BEGIN Supplied material

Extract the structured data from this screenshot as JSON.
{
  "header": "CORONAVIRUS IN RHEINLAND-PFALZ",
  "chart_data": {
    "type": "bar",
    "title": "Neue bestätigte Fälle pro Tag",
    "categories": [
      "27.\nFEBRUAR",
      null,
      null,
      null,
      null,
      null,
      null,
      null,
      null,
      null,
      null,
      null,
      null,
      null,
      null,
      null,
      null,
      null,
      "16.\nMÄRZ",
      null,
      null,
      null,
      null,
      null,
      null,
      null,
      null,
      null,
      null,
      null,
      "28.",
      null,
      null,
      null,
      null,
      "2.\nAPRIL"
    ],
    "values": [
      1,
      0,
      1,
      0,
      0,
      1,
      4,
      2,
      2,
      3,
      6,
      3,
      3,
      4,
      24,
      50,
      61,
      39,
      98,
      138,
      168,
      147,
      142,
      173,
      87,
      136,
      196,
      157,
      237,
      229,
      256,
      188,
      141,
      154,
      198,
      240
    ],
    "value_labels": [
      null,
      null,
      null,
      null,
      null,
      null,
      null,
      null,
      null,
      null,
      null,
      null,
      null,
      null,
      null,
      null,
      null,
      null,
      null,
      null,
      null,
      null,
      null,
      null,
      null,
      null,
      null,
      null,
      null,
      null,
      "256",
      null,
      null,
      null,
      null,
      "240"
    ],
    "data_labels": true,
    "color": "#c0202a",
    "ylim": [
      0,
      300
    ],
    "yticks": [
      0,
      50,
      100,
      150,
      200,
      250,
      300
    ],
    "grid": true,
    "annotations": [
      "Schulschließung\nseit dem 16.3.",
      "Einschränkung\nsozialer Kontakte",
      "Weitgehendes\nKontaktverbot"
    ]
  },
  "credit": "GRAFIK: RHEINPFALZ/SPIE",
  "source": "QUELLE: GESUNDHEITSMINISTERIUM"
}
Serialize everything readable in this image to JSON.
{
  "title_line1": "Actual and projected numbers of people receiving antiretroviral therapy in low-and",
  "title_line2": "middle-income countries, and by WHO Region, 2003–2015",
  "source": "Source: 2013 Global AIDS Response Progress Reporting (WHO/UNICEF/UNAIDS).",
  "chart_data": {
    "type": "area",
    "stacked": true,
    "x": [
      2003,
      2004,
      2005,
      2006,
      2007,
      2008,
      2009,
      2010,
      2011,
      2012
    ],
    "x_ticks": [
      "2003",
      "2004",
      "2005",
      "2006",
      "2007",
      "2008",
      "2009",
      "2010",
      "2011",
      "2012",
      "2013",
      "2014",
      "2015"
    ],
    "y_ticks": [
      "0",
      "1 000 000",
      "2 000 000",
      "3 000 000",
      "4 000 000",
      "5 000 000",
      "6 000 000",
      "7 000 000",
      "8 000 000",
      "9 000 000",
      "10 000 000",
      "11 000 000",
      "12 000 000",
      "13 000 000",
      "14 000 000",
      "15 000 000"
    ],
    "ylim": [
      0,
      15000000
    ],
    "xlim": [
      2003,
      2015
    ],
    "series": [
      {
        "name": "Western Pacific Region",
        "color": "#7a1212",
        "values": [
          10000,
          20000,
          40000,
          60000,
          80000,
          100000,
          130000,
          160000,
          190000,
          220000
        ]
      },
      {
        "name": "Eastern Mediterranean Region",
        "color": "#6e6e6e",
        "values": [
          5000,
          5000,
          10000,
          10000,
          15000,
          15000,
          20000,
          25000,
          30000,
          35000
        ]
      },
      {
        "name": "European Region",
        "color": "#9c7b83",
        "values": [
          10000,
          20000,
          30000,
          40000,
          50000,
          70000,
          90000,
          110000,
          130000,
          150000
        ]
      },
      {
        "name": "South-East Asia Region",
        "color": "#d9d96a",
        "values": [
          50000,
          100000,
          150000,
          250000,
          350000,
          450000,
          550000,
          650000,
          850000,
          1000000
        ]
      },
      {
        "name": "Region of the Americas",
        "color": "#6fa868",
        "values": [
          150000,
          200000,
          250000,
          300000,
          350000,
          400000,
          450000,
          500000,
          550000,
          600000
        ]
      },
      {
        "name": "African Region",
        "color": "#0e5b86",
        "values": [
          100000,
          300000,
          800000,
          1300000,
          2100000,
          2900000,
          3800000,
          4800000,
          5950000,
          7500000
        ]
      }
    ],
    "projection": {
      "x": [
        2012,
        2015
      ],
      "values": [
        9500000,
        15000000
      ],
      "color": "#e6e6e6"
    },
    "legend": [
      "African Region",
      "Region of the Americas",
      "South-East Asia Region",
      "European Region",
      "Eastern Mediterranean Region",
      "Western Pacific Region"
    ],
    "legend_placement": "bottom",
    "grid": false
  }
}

END Supplied material

» **Assignment**: Where a line above contains the word "Western", show that line.

» **Answer to the problem**:
        "name": "Western Pacific Region",
      "Western Pacific Region"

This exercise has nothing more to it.